── Records provided

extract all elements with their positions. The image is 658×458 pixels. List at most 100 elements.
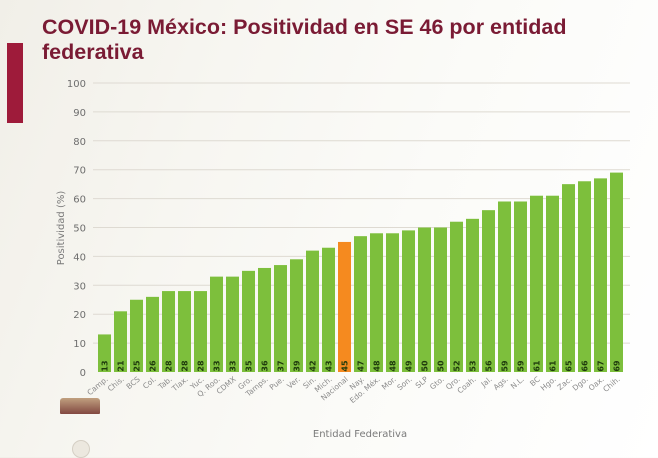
bar [226,276,239,372]
y-tick-label: 50 [73,224,86,235]
y-tick-label: 20 [73,310,86,321]
government-logo [60,398,100,414]
data-label: 43 [325,360,334,371]
bar [594,178,607,372]
x-tick-label: SLP [414,374,430,390]
data-label: 33 [213,360,222,371]
x-axis-title: Entidad Federativa [313,429,407,440]
chart-title: COVID-19 México: Positividad en SE 46 po… [42,15,567,64]
data-label: 39 [293,360,302,372]
bar [370,233,383,372]
x-tick-label: Ags. [492,375,510,392]
y-tick-label: 10 [73,339,86,350]
bar [530,195,543,372]
x-tick-label: Chis. [106,375,126,394]
x-tick-label: Tab. [156,375,174,392]
data-label: 45 [341,360,350,372]
y-tick-label: 40 [73,252,86,263]
data-label: 59 [517,360,526,372]
bar [610,172,623,372]
x-tick-label: Dgo. [571,375,590,393]
data-labels: 13 21 25 26 28 28 28 33 33 35 36 37 39 42 43 45 47 48 48 49… [101,360,622,372]
y-tick-label: 30 [73,281,86,292]
national-seal-icon [72,440,90,458]
data-label: 69 [613,360,622,372]
bar [466,218,479,372]
data-label: 50 [437,360,446,372]
y-tick-label: 100 [67,79,86,90]
bar [194,291,207,372]
data-label: 28 [197,360,206,372]
bar-national [338,241,351,372]
x-tick-label: Tlax. [169,375,189,394]
bar [562,184,575,372]
x-tick-label: N.L. [509,375,526,391]
data-label: 53 [469,360,478,371]
bar [210,276,223,372]
bar [434,227,447,372]
data-label: 66 [581,360,590,372]
bar [498,201,511,372]
bar [98,334,111,372]
bar [482,210,495,372]
data-label: 21 [117,360,126,372]
data-label: 67 [597,360,606,371]
data-label: 61 [549,360,558,372]
y-tick-label: 60 [73,195,86,206]
data-label: 13 [101,360,110,371]
x-tick-label: Coah. [455,375,477,396]
bar [178,291,191,372]
y-tick-label: 80 [73,137,86,148]
y-tick-label: 0 [80,368,86,379]
x-tick-label: Gto. [428,375,446,392]
bar [354,236,367,372]
data-label: 65 [565,360,574,372]
bars [98,172,623,372]
data-label: 61 [533,360,542,372]
data-label: 48 [373,360,382,372]
bar [306,250,319,372]
data-label: 48 [389,360,398,372]
data-label: 35 [245,360,254,372]
bar [418,227,431,372]
data-label: 37 [277,360,286,371]
bar [402,230,415,372]
data-label: 47 [357,360,366,371]
data-label: 33 [229,360,238,371]
x-tick-label: Son. [395,375,413,393]
bar [578,181,591,372]
bar [514,201,527,372]
x-tick-labels: Camp.Chis.BCS Col.Tab.Tlax.Yuc.Q. Roo.CDM… [85,374,621,405]
data-label: 28 [165,360,174,372]
data-label: 59 [501,360,510,372]
x-tick-label: Mor. [380,375,398,392]
bar [146,296,159,372]
x-tick-label: Ver. [285,375,301,391]
data-label: 50 [421,360,430,372]
data-label: 25 [133,360,142,372]
data-label: 49 [405,360,414,372]
bar [114,311,127,372]
accent-bar [7,43,23,123]
x-tick-label: BCS [124,374,141,391]
bar [450,221,463,372]
y-tick-label: 70 [73,166,86,177]
bar [546,195,559,372]
data-label: 36 [261,360,270,372]
bar [274,265,287,372]
data-label: 56 [485,360,494,372]
x-tick-label: Zac. [556,375,574,392]
bar [386,233,399,372]
y-tick-label: 90 [73,108,86,119]
bar [242,270,255,372]
y-tick-labels: 0 10 20 30 40 50 60 70 80 90 100 [67,79,86,379]
x-tick-label: Jal. [479,375,494,390]
y-axis-title: Positividad (%) [56,191,67,266]
x-tick-label: Chih. [601,375,622,394]
data-label: 52 [453,360,462,371]
x-tick-label: Pue. [268,375,286,392]
data-label: 26 [149,360,158,372]
bar [290,259,303,372]
data-label: 28 [181,360,190,372]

────

● **Problem to solve**: Return every line of the listing above word for word, leaving out the pictures.

● **Output of the task**:
extract all elements with their positions. The image is 658×458 pixels. List at most 100 elements.
bar [226,276,239,372]
y-tick-label: 50 [73,224,86,235]
y-tick-label: 20 [73,310,86,321]
government-logo [60,398,100,414]
data-label: 43 [325,360,334,371]
bar [594,178,607,372]
x-tick-label: SLP [414,374,430,390]
data-label: 33 [213,360,222,371]
x-axis-title: Entidad Federativa [313,429,407,440]
chart-title: COVID-19 México: Positividad en SE 46 po… [42,15,567,64]
data-label: 39 [293,360,302,372]
bar [370,233,383,372]
x-tick-label: Ags. [492,375,510,392]
y-tick-label: 10 [73,339,86,350]
bar [530,195,543,372]
x-tick-label: Chis. [106,375,126,394]
x-tick-label: Tab. [156,375,174,392]
data-label: 45 [341,360,350,372]
y-tick-label: 40 [73,252,86,263]
data-label: 59 [517,360,526,372]
bar [610,172,623,372]
x-tick-label: Dgo. [571,375,590,393]
data-labels: 13 21 25 26 28 28 28 33 33 35 36 37 39 42 43 45 47 48 48 49… [101,360,622,372]
y-tick-label: 30 [73,281,86,292]
national-seal-icon [72,440,90,458]
data-label: 69 [613,360,622,372]
bar [466,218,479,372]
data-label: 50 [437,360,446,372]
y-tick-label: 100 [67,79,86,90]
bar [194,291,207,372]
data-label: 28 [197,360,206,372]
bar-national [338,241,351,372]
x-tick-label: Tlax. [169,375,189,394]
bar [562,184,575,372]
x-tick-label: N.L. [509,375,526,391]
data-label: 53 [469,360,478,371]
bar [210,276,223,372]
bar [434,227,447,372]
data-label: 66 [581,360,590,372]
bar [498,201,511,372]
bar [98,334,111,372]
bar [482,210,495,372]
data-label: 21 [117,360,126,372]
data-label: 67 [597,360,606,371]
data-label: 61 [549,360,558,372]
y-tick-label: 60 [73,195,86,206]
data-label: 13 [101,360,110,371]
x-tick-label: Coah. [455,375,477,396]
bar [178,291,191,372]
y-tick-label: 80 [73,137,86,148]
y-tick-label: 0 [80,368,86,379]
x-tick-label: Gto. [428,375,446,392]
bar [354,236,367,372]
data-label: 65 [565,360,574,372]
bars [98,172,623,372]
data-label: 61 [533,360,542,372]
data-label: 48 [373,360,382,372]
bar [306,250,319,372]
data-label: 48 [389,360,398,372]
data-label: 35 [245,360,254,372]
bar [418,227,431,372]
data-label: 37 [277,360,286,371]
bar [402,230,415,372]
data-label: 47 [357,360,366,371]
data-label: 33 [229,360,238,371]
x-tick-label: Son. [395,375,413,393]
bar [578,181,591,372]
bar [514,201,527,372]
x-tick-labels: Camp.Chis.BCS Col.Tab.Tlax.Yuc.Q. Roo.CDM… [85,374,621,405]
data-label: 28 [165,360,174,372]
data-label: 59 [501,360,510,372]
x-tick-label: Mor. [380,375,398,392]
bar [146,296,159,372]
x-tick-label: Ver. [285,375,301,391]
data-label: 50 [421,360,430,372]
data-label: 25 [133,360,142,372]
data-label: 49 [405,360,414,372]
bar [114,311,127,372]
accent-bar [7,43,23,123]
x-tick-label: BCS [124,374,141,391]
bar [450,221,463,372]
y-tick-label: 70 [73,166,86,177]
bar [546,195,559,372]
data-label: 36 [261,360,270,372]
bar [274,265,287,372]
data-label: 56 [485,360,494,372]
x-tick-label: Zac. [556,375,574,392]
bar [386,233,399,372]
y-tick-label: 90 [73,108,86,119]
bar [242,270,255,372]
y-tick-labels: 0 10 20 30 40 50 60 70 80 90 100 [67,79,86,379]
x-tick-label: Jal. [479,375,494,390]
y-axis-title: Positividad (%) [56,191,67,266]
x-tick-label: Chih. [601,375,622,394]
data-label: 52 [453,360,462,371]
x-tick-label: Pue. [268,375,286,392]
data-label: 26 [149,360,158,372]
bar [290,259,303,372]
data-label: 28 [181,360,190,372]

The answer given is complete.